**Aim:** Which lines below hold the word "Edgeworth"? Copy all of them.
___ Source records
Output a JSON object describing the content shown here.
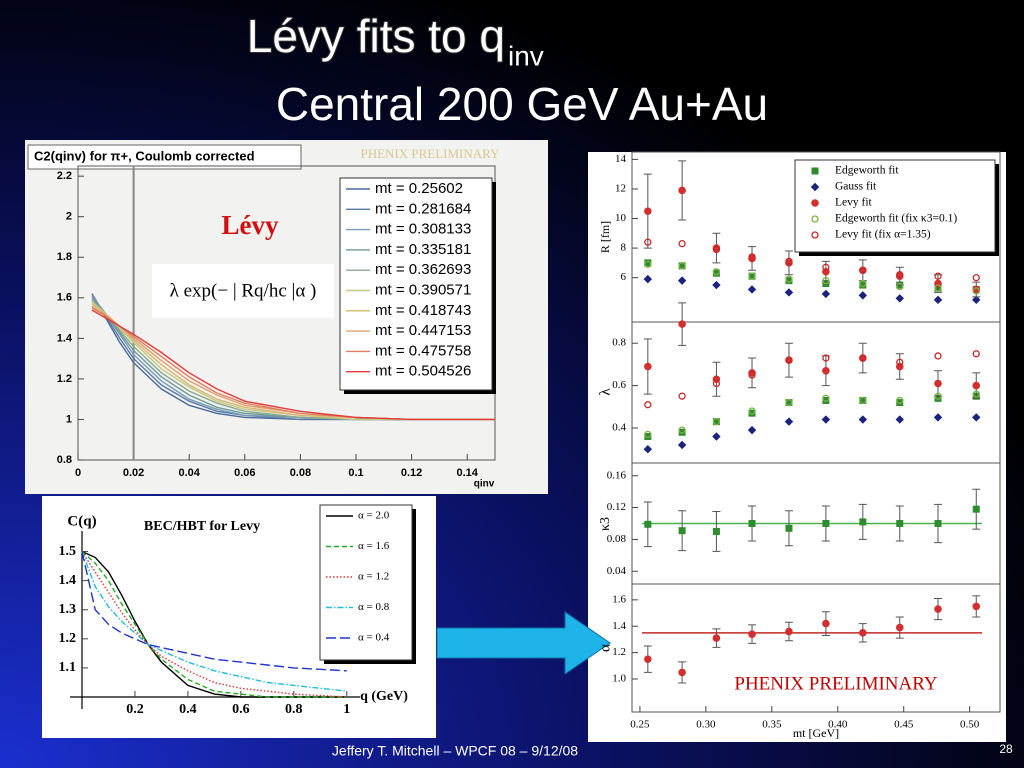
{
  "slide": {
    "title_line1": "Lévy fits to q",
    "title_sub": "inv",
    "title_line2": "Central 200 GeV Au+Au",
    "footer": "Jeffery T. Mitchell – WPCF 08 – 9/12/08",
    "page": "28"
  },
  "chart_data": [
    {
      "type": "line",
      "title": "C2(qinv) for π+, Coulomb corrected",
      "x_label": "qinv",
      "annotations": {
        "levy": "Lévy",
        "formula": "λ exp(− | Rq/hc |α )",
        "preliminary": "PHENIX PRELIMINARY"
      },
      "vline": 0.02,
      "xlim": [
        0,
        0.15
      ],
      "ylim": [
        0.8,
        2.25
      ],
      "xticks": [
        0,
        0.02,
        0.04,
        0.06,
        0.08,
        0.1,
        0.12,
        0.14
      ],
      "yticks": [
        0.8,
        1,
        1.2,
        1.4,
        1.6,
        1.8,
        2,
        2.2
      ],
      "legend": "upper right",
      "x": [
        0.005,
        0.01,
        0.015,
        0.02,
        0.03,
        0.04,
        0.05,
        0.06,
        0.08,
        0.1,
        0.12,
        0.15
      ],
      "series": [
        {
          "name": "mt = 0.25602",
          "color": "#4a6a9a",
          "style": "solid",
          "values": [
            1.62,
            1.5,
            1.38,
            1.28,
            1.15,
            1.07,
            1.03,
            1.01,
            1.0,
            1.0,
            1.0,
            1.0
          ]
        },
        {
          "name": "mt = 0.281684",
          "color": "#5a7aa8",
          "style": "solid",
          "values": [
            1.62,
            1.51,
            1.4,
            1.3,
            1.17,
            1.09,
            1.04,
            1.02,
            1.0,
            1.0,
            1.0,
            1.0
          ]
        },
        {
          "name": "mt = 0.308133",
          "color": "#7a9ab8",
          "style": "solid",
          "values": [
            1.61,
            1.52,
            1.42,
            1.32,
            1.19,
            1.1,
            1.05,
            1.02,
            1.01,
            1.0,
            1.0,
            1.0
          ]
        },
        {
          "name": "mt = 0.335181",
          "color": "#6e9a9a",
          "style": "solid",
          "values": [
            1.6,
            1.52,
            1.43,
            1.34,
            1.21,
            1.12,
            1.06,
            1.03,
            1.01,
            1.0,
            1.0,
            1.0
          ]
        },
        {
          "name": "mt = 0.362693",
          "color": "#8aa890",
          "style": "solid",
          "values": [
            1.59,
            1.52,
            1.44,
            1.36,
            1.23,
            1.14,
            1.08,
            1.04,
            1.01,
            1.0,
            1.0,
            1.0
          ]
        },
        {
          "name": "mt = 0.390571",
          "color": "#c8c880",
          "style": "solid",
          "values": [
            1.58,
            1.52,
            1.45,
            1.38,
            1.25,
            1.16,
            1.09,
            1.05,
            1.02,
            1.0,
            1.0,
            1.0
          ]
        },
        {
          "name": "mt = 0.418743",
          "color": "#d8b870",
          "style": "solid",
          "values": [
            1.57,
            1.52,
            1.46,
            1.39,
            1.27,
            1.17,
            1.1,
            1.06,
            1.02,
            1.01,
            1.0,
            1.0
          ]
        },
        {
          "name": "mt = 0.447153",
          "color": "#e0a070",
          "style": "solid",
          "values": [
            1.56,
            1.51,
            1.46,
            1.4,
            1.29,
            1.19,
            1.12,
            1.07,
            1.03,
            1.01,
            1.0,
            1.0
          ]
        },
        {
          "name": "mt = 0.475758",
          "color": "#e08060",
          "style": "solid",
          "values": [
            1.55,
            1.51,
            1.46,
            1.41,
            1.31,
            1.21,
            1.13,
            1.08,
            1.03,
            1.01,
            1.0,
            1.0
          ]
        },
        {
          "name": "mt = 0.504526",
          "color": "#e03c3c",
          "style": "solid",
          "values": [
            1.54,
            1.5,
            1.46,
            1.42,
            1.33,
            1.23,
            1.15,
            1.09,
            1.04,
            1.01,
            1.0,
            1.0
          ]
        }
      ]
    },
    {
      "type": "line",
      "title": "BEC/HBT for Levy",
      "y_label": "C(q)",
      "x_label": "q (GeV)",
      "xlim": [
        0,
        1.05
      ],
      "ylim": [
        1.0,
        1.55
      ],
      "xticks": [
        0.2,
        0.4,
        0.6,
        0.8,
        1
      ],
      "yticks": [
        1.1,
        1.2,
        1.3,
        1.4,
        1.5
      ],
      "legend": "upper right",
      "x": [
        0,
        0.05,
        0.1,
        0.15,
        0.2,
        0.25,
        0.3,
        0.4,
        0.5,
        0.6,
        0.7,
        0.8,
        1
      ],
      "series": [
        {
          "name": "α = 2.0",
          "color": "#000000",
          "style": "solid",
          "values": [
            1.5,
            1.48,
            1.43,
            1.35,
            1.26,
            1.18,
            1.12,
            1.04,
            1.01,
            1.0,
            1.0,
            1.0,
            1.0
          ]
        },
        {
          "name": "α = 1.6",
          "color": "#22aa22",
          "style": "dashed",
          "values": [
            1.5,
            1.46,
            1.4,
            1.32,
            1.25,
            1.18,
            1.13,
            1.06,
            1.02,
            1.01,
            1.0,
            1.0,
            1.0
          ]
        },
        {
          "name": "α = 1.2",
          "color": "#dd3333",
          "style": "dotted",
          "values": [
            1.5,
            1.43,
            1.36,
            1.29,
            1.23,
            1.18,
            1.14,
            1.09,
            1.05,
            1.03,
            1.02,
            1.01,
            1.0
          ]
        },
        {
          "name": "α = 0.8",
          "color": "#22bbdd",
          "style": "dashdot",
          "values": [
            1.5,
            1.38,
            1.31,
            1.26,
            1.22,
            1.18,
            1.16,
            1.12,
            1.09,
            1.07,
            1.05,
            1.04,
            1.02
          ]
        },
        {
          "name": "α = 0.4",
          "color": "#2233cc",
          "style": "longdash",
          "values": [
            1.5,
            1.3,
            1.25,
            1.22,
            1.2,
            1.18,
            1.17,
            1.15,
            1.13,
            1.12,
            1.11,
            1.1,
            1.09
          ]
        }
      ]
    },
    {
      "type": "scatter",
      "y_label": "R [fm]",
      "xlim": [
        0.244,
        0.523
      ],
      "ylim": [
        3,
        14.5
      ],
      "yticks": [
        6,
        8,
        10,
        12,
        14
      ],
      "legend": "upper right",
      "x": [
        0.256,
        0.282,
        0.308,
        0.335,
        0.363,
        0.391,
        0.419,
        0.447,
        0.476,
        0.505
      ],
      "series": [
        {
          "name": "Edgeworth fit",
          "color": "#2e8b2e",
          "marker": "square",
          "values": [
            7.0,
            6.8,
            6.3,
            6.1,
            5.8,
            5.6,
            5.5,
            5.5,
            5.3,
            5.2
          ]
        },
        {
          "name": "Gauss fit",
          "color": "#1a237e",
          "marker": "diamond",
          "values": [
            5.9,
            5.8,
            5.5,
            5.2,
            5.0,
            4.9,
            4.8,
            4.6,
            4.5,
            4.5
          ]
        },
        {
          "name": "Levy fit",
          "color": "#d32f2f",
          "marker": "circle",
          "values": [
            10.5,
            11.9,
            8.0,
            7.3,
            7.0,
            6.4,
            6.5,
            6.1,
            5.6,
            5.2
          ],
          "errors": [
            2.5,
            2.0,
            1.0,
            0.8,
            0.8,
            0.7,
            0.7,
            0.6,
            0.6,
            0.5
          ]
        },
        {
          "name": "Edgeworth fit (fix κ3=0.1)",
          "color": "#7cb342",
          "marker": "open-circle",
          "values": [
            6.9,
            6.8,
            6.4,
            6.1,
            5.9,
            5.8,
            5.6,
            5.4,
            5.3,
            5.1
          ]
        },
        {
          "name": "Levy fit (fix α=1.35)",
          "color": "#c62828",
          "marker": "open-circle",
          "values": [
            8.4,
            8.3,
            7.9,
            7.4,
            7.1,
            6.7,
            6.5,
            6.2,
            6.1,
            6.0
          ]
        }
      ]
    },
    {
      "type": "scatter",
      "y_label": "λ",
      "xlim": [
        0.244,
        0.523
      ],
      "ylim": [
        0.235,
        0.9
      ],
      "yticks": [
        0.4,
        0.6,
        0.8
      ],
      "x": [
        0.256,
        0.282,
        0.308,
        0.335,
        0.363,
        0.391,
        0.419,
        0.447,
        0.476,
        0.505
      ],
      "series": [
        {
          "color": "#2e8b2e",
          "marker": "square",
          "values": [
            0.36,
            0.38,
            0.43,
            0.47,
            0.52,
            0.53,
            0.53,
            0.52,
            0.54,
            0.55
          ]
        },
        {
          "color": "#1a237e",
          "marker": "diamond",
          "values": [
            0.3,
            0.32,
            0.36,
            0.39,
            0.43,
            0.44,
            0.44,
            0.44,
            0.45,
            0.45
          ]
        },
        {
          "color": "#d32f2f",
          "marker": "circle",
          "values": [
            0.69,
            0.89,
            0.63,
            0.66,
            0.72,
            0.67,
            0.73,
            0.69,
            0.61,
            0.6
          ],
          "errors": [
            0.13,
            0.1,
            0.08,
            0.07,
            0.08,
            0.07,
            0.07,
            0.06,
            0.06,
            0.06
          ]
        },
        {
          "color": "#7cb342",
          "marker": "open-circle",
          "values": [
            0.37,
            0.39,
            0.43,
            0.48,
            0.52,
            0.54,
            0.53,
            0.53,
            0.55,
            0.56
          ]
        },
        {
          "color": "#c62828",
          "marker": "open-circle",
          "values": [
            0.51,
            0.55,
            0.61,
            0.65,
            0.72,
            0.73,
            0.73,
            0.71,
            0.74,
            0.75
          ]
        }
      ]
    },
    {
      "type": "scatter",
      "y_label": "κ3",
      "xlim": [
        0.244,
        0.523
      ],
      "ylim": [
        0.024,
        0.176
      ],
      "yticks": [
        0.04,
        0.08,
        0.12,
        0.16
      ],
      "hline": 0.1,
      "hline_color": "#4caf50",
      "x": [
        0.256,
        0.282,
        0.308,
        0.335,
        0.363,
        0.391,
        0.419,
        0.447,
        0.476,
        0.505
      ],
      "series": [
        {
          "color": "#2e8b2e",
          "marker": "square",
          "values": [
            0.099,
            0.091,
            0.09,
            0.1,
            0.094,
            0.1,
            0.102,
            0.1,
            0.1,
            0.118
          ],
          "errors": [
            0.028,
            0.025,
            0.025,
            0.022,
            0.022,
            0.022,
            0.022,
            0.022,
            0.024,
            0.025
          ]
        }
      ]
    },
    {
      "type": "scatter",
      "y_label": "α",
      "x_label": "mt [GeV]",
      "annotation": "PHENIX PRELIMINARY",
      "xlim": [
        0.244,
        0.523
      ],
      "ylim": [
        0.75,
        1.72
      ],
      "yticks": [
        {
          "value": 1,
          "label": "1.0"
        },
        1.2,
        1.4,
        1.6
      ],
      "hline": 1.35,
      "hline_color": "#c62828",
      "xticks": [
        0.25,
        {
          "value": 0.3,
          "label": "0.30"
        },
        0.35,
        {
          "value": 0.4,
          "label": "0.40"
        },
        0.45,
        {
          "value": 0.5,
          "label": "0.50"
        }
      ],
      "x": [
        0.256,
        0.282,
        0.308,
        0.335,
        0.363,
        0.391,
        0.419,
        0.447,
        0.476,
        0.505
      ],
      "series": [
        {
          "color": "#d32f2f",
          "marker": "circle",
          "values": [
            1.15,
            1.05,
            1.31,
            1.34,
            1.36,
            1.42,
            1.35,
            1.39,
            1.53,
            1.55
          ],
          "errors": [
            0.1,
            0.08,
            0.07,
            0.07,
            0.07,
            0.09,
            0.07,
            0.08,
            0.08,
            0.08
          ]
        }
      ]
    }
  ]
}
______
**The answer:**
          "name": "Edgeworth fit",
          "name": "Edgeworth fit (fix κ3=0.1)",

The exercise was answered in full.